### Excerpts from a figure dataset
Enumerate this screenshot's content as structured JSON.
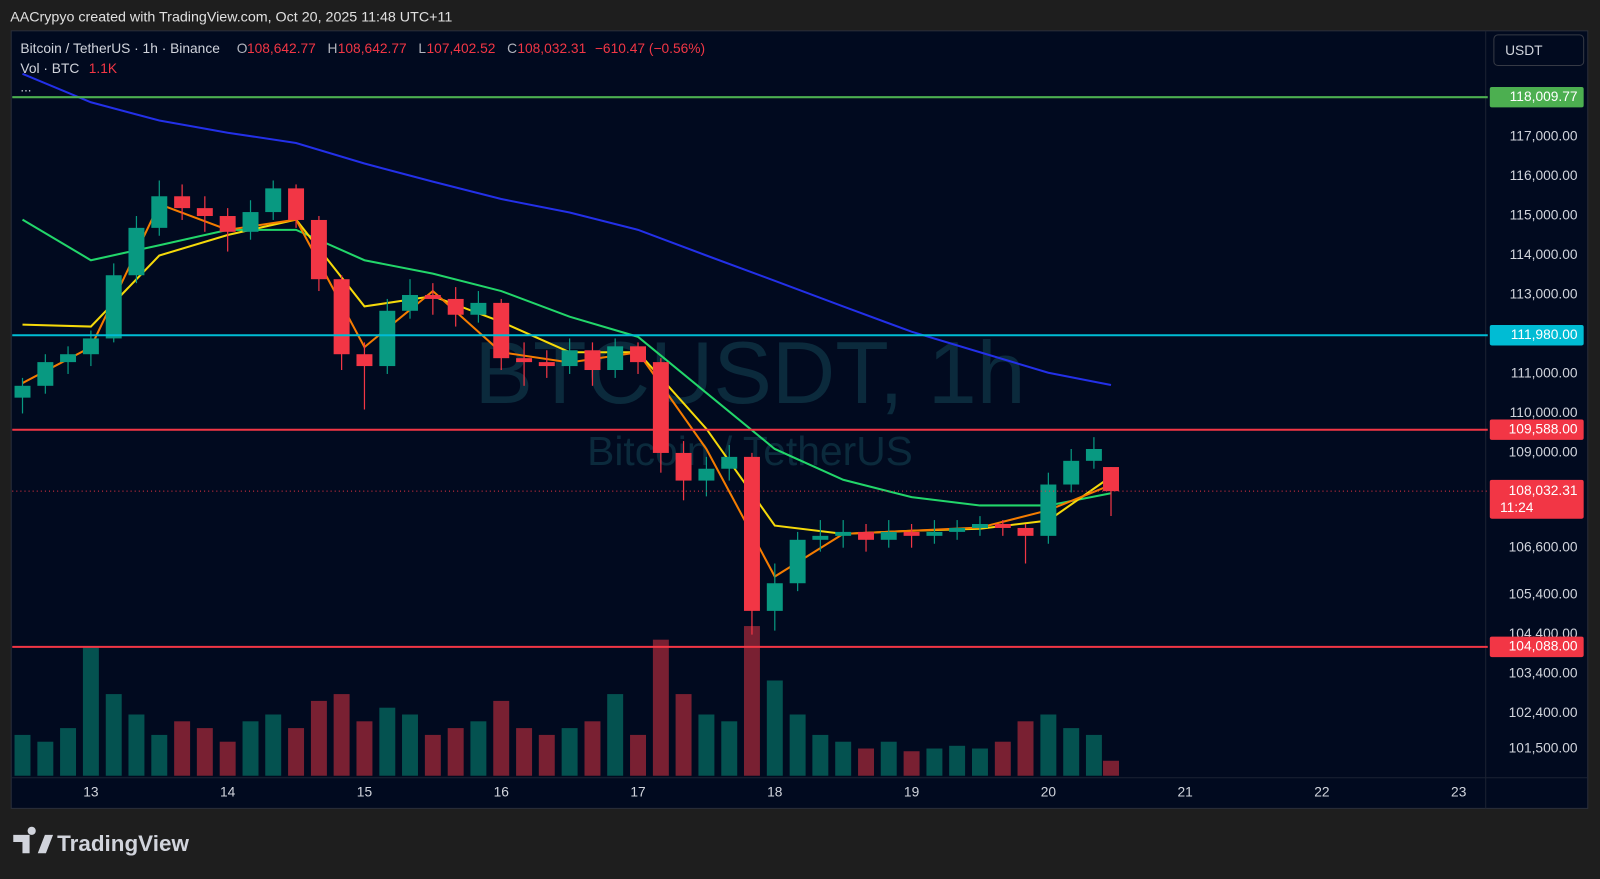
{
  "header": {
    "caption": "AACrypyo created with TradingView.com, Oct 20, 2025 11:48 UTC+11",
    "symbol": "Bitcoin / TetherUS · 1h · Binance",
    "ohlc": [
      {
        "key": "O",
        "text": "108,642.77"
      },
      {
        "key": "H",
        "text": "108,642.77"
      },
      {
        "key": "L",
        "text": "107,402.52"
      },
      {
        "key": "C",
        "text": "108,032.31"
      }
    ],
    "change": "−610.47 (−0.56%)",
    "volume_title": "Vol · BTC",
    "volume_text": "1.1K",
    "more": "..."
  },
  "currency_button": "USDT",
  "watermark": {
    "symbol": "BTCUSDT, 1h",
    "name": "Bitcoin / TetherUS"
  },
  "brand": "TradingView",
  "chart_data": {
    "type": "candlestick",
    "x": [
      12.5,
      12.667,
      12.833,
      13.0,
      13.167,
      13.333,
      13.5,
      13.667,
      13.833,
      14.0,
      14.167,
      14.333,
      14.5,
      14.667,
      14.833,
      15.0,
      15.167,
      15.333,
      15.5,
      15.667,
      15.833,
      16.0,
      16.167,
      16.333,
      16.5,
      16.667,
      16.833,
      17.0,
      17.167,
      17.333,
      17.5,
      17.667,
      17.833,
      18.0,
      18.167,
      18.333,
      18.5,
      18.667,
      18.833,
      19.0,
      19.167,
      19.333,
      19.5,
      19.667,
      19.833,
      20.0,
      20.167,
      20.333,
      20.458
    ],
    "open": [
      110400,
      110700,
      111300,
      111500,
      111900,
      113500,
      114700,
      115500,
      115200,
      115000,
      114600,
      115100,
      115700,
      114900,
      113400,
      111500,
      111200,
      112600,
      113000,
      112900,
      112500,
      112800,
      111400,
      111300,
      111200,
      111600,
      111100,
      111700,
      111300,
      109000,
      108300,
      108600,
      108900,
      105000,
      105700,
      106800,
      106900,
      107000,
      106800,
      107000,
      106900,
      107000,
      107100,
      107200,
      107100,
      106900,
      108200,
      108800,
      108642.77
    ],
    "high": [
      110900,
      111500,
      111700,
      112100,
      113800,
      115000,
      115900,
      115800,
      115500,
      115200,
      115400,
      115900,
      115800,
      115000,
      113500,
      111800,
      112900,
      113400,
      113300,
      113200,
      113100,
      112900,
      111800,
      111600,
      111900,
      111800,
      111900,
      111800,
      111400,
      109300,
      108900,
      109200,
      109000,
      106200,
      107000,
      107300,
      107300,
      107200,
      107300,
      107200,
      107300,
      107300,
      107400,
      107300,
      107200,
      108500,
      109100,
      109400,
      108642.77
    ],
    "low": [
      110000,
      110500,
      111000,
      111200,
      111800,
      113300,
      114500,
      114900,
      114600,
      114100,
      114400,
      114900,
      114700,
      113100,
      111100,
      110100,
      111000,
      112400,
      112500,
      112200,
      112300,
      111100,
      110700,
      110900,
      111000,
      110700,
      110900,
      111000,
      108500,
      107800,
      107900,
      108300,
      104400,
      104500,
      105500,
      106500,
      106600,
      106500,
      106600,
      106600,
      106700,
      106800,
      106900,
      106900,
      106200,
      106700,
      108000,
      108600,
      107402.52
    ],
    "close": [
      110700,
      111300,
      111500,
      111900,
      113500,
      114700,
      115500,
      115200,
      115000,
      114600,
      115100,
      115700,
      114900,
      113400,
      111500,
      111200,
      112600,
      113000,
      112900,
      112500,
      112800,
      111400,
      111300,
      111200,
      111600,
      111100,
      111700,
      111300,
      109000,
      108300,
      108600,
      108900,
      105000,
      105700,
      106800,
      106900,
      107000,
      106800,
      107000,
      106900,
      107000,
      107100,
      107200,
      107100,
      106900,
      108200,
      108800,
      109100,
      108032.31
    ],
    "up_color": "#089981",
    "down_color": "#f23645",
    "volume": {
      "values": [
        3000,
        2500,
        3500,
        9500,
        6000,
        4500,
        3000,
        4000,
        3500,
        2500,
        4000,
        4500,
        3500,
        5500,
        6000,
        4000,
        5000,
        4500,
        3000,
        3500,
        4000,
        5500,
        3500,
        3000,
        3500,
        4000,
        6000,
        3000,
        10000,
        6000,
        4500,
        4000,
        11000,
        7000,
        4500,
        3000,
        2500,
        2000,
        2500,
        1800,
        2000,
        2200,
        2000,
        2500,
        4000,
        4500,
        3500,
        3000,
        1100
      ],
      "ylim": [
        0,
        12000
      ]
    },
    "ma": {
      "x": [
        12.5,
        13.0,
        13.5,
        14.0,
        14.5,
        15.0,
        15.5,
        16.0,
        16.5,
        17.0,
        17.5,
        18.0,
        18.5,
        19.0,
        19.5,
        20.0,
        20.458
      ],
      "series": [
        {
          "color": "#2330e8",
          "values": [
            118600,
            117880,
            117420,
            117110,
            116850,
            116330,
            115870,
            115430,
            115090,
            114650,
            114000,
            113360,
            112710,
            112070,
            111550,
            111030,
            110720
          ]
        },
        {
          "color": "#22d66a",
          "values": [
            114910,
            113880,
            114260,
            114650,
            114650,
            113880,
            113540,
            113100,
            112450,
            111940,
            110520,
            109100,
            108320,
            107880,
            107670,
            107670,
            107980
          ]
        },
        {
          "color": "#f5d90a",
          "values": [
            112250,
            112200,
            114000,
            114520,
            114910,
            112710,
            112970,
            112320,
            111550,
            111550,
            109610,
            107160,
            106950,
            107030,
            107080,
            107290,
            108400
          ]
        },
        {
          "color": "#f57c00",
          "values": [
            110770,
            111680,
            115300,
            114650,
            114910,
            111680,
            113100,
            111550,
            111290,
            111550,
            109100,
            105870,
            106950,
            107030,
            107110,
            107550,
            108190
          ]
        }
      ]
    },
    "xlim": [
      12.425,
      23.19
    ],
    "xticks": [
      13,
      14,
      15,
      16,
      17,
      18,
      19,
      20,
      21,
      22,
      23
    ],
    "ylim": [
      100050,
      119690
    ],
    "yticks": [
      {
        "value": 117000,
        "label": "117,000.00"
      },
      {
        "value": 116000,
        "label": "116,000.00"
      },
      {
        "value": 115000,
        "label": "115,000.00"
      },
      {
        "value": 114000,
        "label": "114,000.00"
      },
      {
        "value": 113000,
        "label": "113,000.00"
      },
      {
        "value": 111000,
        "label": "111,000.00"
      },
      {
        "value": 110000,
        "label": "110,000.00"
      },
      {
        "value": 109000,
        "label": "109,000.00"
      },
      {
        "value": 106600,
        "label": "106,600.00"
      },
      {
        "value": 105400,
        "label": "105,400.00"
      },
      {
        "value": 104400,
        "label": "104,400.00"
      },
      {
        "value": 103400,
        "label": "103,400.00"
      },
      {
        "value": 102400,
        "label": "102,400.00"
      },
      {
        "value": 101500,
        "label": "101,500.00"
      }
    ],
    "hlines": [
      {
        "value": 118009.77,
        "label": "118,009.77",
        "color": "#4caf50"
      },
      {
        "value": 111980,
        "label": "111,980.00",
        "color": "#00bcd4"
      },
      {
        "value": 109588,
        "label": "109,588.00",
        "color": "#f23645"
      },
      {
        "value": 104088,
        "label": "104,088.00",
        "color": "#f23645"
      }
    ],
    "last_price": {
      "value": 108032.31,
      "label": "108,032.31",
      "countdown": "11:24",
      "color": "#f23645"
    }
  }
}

### WORK TO DO
Copy out every line where the word "Bitcoin" occurs.

### EXERCISE SOLUTION
    "symbol": "Bitcoin / TetherUS · 1h · Binance",
    "name": "Bitcoin / TetherUS"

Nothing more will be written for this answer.